◆ DATA EXCERPTS:
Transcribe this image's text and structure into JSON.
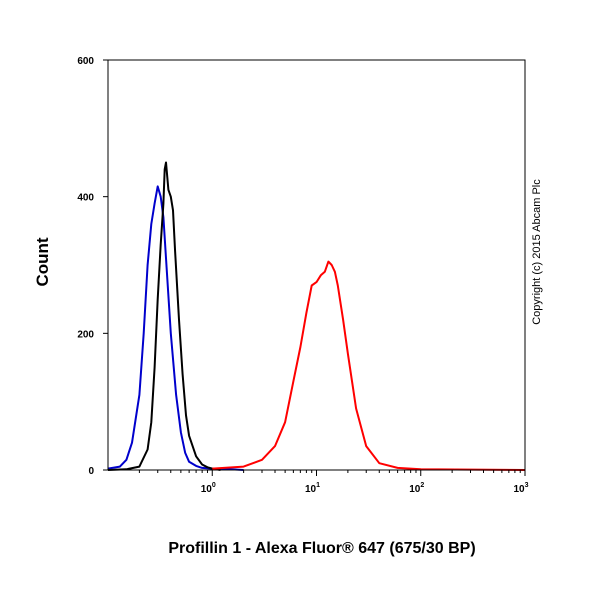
{
  "chart_data": {
    "type": "line",
    "xlabel": "Profillin 1 - Alexa Fluor® 647 (675/30 BP)",
    "ylabel": "Count",
    "xscale": "log",
    "xlim": [
      0.1,
      1000
    ],
    "ylim": [
      0,
      600
    ],
    "y_ticks": [
      "0",
      "200",
      "400",
      "600"
    ],
    "x_ticks": [
      {
        "base": "10",
        "exp": "0",
        "value": 1
      },
      {
        "base": "10",
        "exp": "1",
        "value": 10
      },
      {
        "base": "10",
        "exp": "2",
        "value": 100
      },
      {
        "base": "10",
        "exp": "3",
        "value": 1000
      }
    ],
    "annotation": "Copyright (c) 2015 Abcam Plc",
    "series": [
      {
        "color": "#0000cc",
        "x": [
          0.1,
          0.13,
          0.15,
          0.17,
          0.2,
          0.22,
          0.24,
          0.26,
          0.28,
          0.3,
          0.32,
          0.34,
          0.36,
          0.4,
          0.45,
          0.5,
          0.55,
          0.6,
          0.7,
          0.8,
          1.0,
          1.5,
          2.0
        ],
        "y": [
          2,
          5,
          15,
          40,
          110,
          200,
          300,
          360,
          390,
          415,
          400,
          370,
          310,
          200,
          110,
          55,
          25,
          12,
          6,
          3,
          2,
          1,
          0
        ]
      },
      {
        "color": "#000000",
        "x": [
          0.1,
          0.15,
          0.2,
          0.24,
          0.26,
          0.28,
          0.3,
          0.32,
          0.34,
          0.35,
          0.36,
          0.38,
          0.4,
          0.42,
          0.44,
          0.48,
          0.52,
          0.56,
          0.6,
          0.7,
          0.8,
          0.9,
          1.0,
          1.2
        ],
        "y": [
          0,
          1,
          5,
          30,
          70,
          150,
          250,
          330,
          390,
          440,
          450,
          410,
          400,
          380,
          320,
          220,
          140,
          80,
          50,
          20,
          8,
          4,
          2,
          0
        ]
      },
      {
        "color": "#ff0000",
        "x": [
          1.0,
          2.0,
          3.0,
          4.0,
          5.0,
          6.0,
          7.0,
          8.0,
          9.0,
          10.0,
          11.0,
          12.0,
          13.0,
          14.0,
          15.0,
          16.0,
          18.0,
          20.0,
          24.0,
          30.0,
          40.0,
          60.0,
          100.0,
          1000.0
        ],
        "y": [
          2,
          5,
          15,
          35,
          70,
          130,
          180,
          230,
          270,
          275,
          285,
          290,
          305,
          300,
          290,
          270,
          220,
          170,
          90,
          35,
          10,
          3,
          1,
          0
        ]
      }
    ]
  }
}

◆ THE PROBLEM: Across the entries, how many lines contain "value"? Reply with the number only.

◆ THE SOLUTION: 4